◆ Brief
Retype every entry exactly, character for character.

==== Extracted data ====

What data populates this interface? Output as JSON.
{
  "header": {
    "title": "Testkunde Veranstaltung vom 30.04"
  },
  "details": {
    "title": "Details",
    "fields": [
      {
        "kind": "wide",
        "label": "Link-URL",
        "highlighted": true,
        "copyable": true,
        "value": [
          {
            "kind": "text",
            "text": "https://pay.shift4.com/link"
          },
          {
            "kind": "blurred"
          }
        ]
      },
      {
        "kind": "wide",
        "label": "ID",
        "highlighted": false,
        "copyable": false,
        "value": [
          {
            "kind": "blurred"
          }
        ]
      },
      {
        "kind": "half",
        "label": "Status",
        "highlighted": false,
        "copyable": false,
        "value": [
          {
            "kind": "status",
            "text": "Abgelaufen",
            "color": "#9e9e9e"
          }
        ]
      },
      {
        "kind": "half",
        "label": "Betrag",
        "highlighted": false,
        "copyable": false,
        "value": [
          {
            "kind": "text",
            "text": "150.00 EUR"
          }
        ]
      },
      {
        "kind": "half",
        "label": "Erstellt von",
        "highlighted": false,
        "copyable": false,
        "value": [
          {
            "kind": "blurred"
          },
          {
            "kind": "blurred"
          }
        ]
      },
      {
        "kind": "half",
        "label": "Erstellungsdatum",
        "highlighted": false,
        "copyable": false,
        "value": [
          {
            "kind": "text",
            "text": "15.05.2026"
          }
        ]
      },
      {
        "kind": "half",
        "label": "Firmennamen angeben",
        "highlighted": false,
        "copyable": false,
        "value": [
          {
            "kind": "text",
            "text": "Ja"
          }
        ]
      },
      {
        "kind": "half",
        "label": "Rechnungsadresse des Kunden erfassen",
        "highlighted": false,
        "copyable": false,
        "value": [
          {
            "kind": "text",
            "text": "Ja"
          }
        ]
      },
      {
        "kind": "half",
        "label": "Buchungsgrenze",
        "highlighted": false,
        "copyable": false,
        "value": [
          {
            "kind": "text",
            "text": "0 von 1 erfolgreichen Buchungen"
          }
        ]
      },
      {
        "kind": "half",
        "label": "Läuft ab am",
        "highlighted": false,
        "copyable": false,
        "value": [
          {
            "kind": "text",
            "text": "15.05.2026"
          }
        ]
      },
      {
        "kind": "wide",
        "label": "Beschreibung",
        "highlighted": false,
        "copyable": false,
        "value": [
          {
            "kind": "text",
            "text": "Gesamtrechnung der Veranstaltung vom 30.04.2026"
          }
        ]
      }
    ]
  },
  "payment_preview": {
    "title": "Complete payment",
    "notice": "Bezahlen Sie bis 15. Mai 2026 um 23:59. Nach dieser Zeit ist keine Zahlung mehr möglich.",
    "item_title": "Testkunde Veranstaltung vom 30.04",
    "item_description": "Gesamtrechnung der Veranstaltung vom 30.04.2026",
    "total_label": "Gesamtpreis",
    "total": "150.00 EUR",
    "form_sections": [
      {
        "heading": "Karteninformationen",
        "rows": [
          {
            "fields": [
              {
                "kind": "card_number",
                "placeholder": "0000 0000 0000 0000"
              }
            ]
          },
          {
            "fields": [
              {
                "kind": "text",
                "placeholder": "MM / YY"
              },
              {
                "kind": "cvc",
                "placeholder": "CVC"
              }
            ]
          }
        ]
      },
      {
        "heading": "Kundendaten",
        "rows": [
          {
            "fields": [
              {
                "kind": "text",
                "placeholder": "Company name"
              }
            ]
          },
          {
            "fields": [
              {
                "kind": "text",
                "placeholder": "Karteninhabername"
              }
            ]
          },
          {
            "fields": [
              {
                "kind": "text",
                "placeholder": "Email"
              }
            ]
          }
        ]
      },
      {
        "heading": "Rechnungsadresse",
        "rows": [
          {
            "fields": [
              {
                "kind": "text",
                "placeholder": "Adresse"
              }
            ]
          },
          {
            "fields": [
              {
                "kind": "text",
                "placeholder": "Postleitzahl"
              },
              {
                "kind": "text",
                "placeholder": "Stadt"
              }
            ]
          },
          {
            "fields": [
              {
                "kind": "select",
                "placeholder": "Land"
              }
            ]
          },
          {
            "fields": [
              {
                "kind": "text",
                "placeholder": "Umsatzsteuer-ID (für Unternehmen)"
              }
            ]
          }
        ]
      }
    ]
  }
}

====

◆ Correct answer
What data populates this interface? Output as JSON.
{
  "header": {
    "title": "Testkunde Veranstaltung vom 30.04"
  },
  "details": {
    "title": "Details",
    "fields": [
      {
        "kind": "wide",
        "label": "Link-URL",
        "highlighted": true,
        "copyable": true,
        "value": [
          {
            "kind": "text",
            "text": "https://pay.shift4.com/link"
          },
          {
            "kind": "blurred"
          }
        ]
      },
      {
        "kind": "wide",
        "label": "ID",
        "highlighted": false,
        "copyable": false,
        "value": [
          {
            "kind": "blurred"
          }
        ]
      },
      {
        "kind": "half",
        "label": "Status",
        "highlighted": false,
        "copyable": false,
        "value": [
          {
            "kind": "status",
            "text": "Abgelaufen",
            "color": "#9e9e9e"
          }
        ]
      },
      {
        "kind": "half",
        "label": "Betrag",
        "highlighted": false,
        "copyable": false,
        "value": [
          {
            "kind": "text",
            "text": "150.00 EUR"
          }
        ]
      },
      {
        "kind": "half",
        "label": "Erstellt von",
        "highlighted": false,
        "copyable": false,
        "value": [
          {
            "kind": "blurred"
          },
          {
            "kind": "blurred"
          }
        ]
      },
      {
        "kind": "half",
        "label": "Erstellungsdatum",
        "highlighted": false,
        "copyable": false,
        "value": [
          {
            "kind": "text",
            "text": "15.05.2026"
          }
        ]
      },
      {
        "kind": "half",
        "label": "Firmennamen angeben",
        "highlighted": false,
        "copyable": false,
        "value": [
          {
            "kind": "text",
            "text": "Ja"
          }
        ]
      },
      {
        "kind": "half",
        "label": "Rechnungsadresse des Kunden erfassen",
        "highlighted": false,
        "copyable": false,
        "value": [
          {
            "kind": "text",
            "text": "Ja"
          }
        ]
      },
      {
        "kind": "half",
        "label": "Buchungsgrenze",
        "highlighted": false,
        "copyable": false,
        "value": [
          {
            "kind": "text",
            "text": "0 von 1 erfolgreichen Buchungen"
          }
        ]
      },
      {
        "kind": "half",
        "label": "Läuft ab am",
        "highlighted": false,
        "copyable": false,
        "value": [
          {
            "kind": "text",
            "text": "15.05.2026"
          }
        ]
      },
      {
        "kind": "wide",
        "label": "Beschreibung",
        "highlighted": false,
        "copyable": false,
        "value": [
          {
            "kind": "text",
            "text": "Gesamtrechnung der Veranstaltung vom 30.04.2026"
          }
        ]
      }
    ]
  },
  "payment_preview": {
    "title": "Complete payment",
    "notice": "Bezahlen Sie bis 15. Mai 2026 um 23:59. Nach dieser Zeit ist keine Zahlung mehr möglich.",
    "item_title": "Testkunde Veranstaltung vom 30.04",
    "item_description": "Gesamtrechnung der Veranstaltung vom 30.04.2026",
    "total_label": "Gesamtpreis",
    "total": "150.00 EUR",
    "form_sections": [
      {
        "heading": "Karteninformationen",
        "rows": [
          {
            "fields": [
              {
                "kind": "card_number",
                "placeholder": "0000 0000 0000 0000"
              }
            ]
          },
          {
            "fields": [
              {
                "kind": "text",
                "placeholder": "MM / YY"
              },
              {
                "kind": "cvc",
                "placeholder": "CVC"
              }
            ]
          }
        ]
      },
      {
        "heading": "Kundendaten",
        "rows": [
          {
            "fields": [
              {
                "kind": "text",
                "placeholder": "Company name"
              }
            ]
          },
          {
            "fields": [
              {
                "kind": "text",
                "placeholder": "Karteninhabername"
              }
            ]
          },
          {
            "fields": [
              {
                "kind": "text",
                "placeholder": "Email"
              }
            ]
          }
        ]
      },
      {
        "heading": "Rechnungsadresse",
        "rows": [
          {
            "fields": [
              {
                "kind": "text",
                "placeholder": "Adresse"
              }
            ]
          },
          {
            "fields": [
              {
                "kind": "text",
                "placeholder": "Postleitzahl"
              },
              {
                "kind": "text",
                "placeholder": "Stadt"
              }
            ]
          },
          {
            "fields": [
              {
                "kind": "select",
                "placeholder": "Land"
              }
            ]
          },
          {
            "fields": [
              {
                "kind": "text",
                "placeholder": "Umsatzsteuer-ID (für Unternehmen)"
              }
            ]
          }
        ]
      }
    ]
  }
}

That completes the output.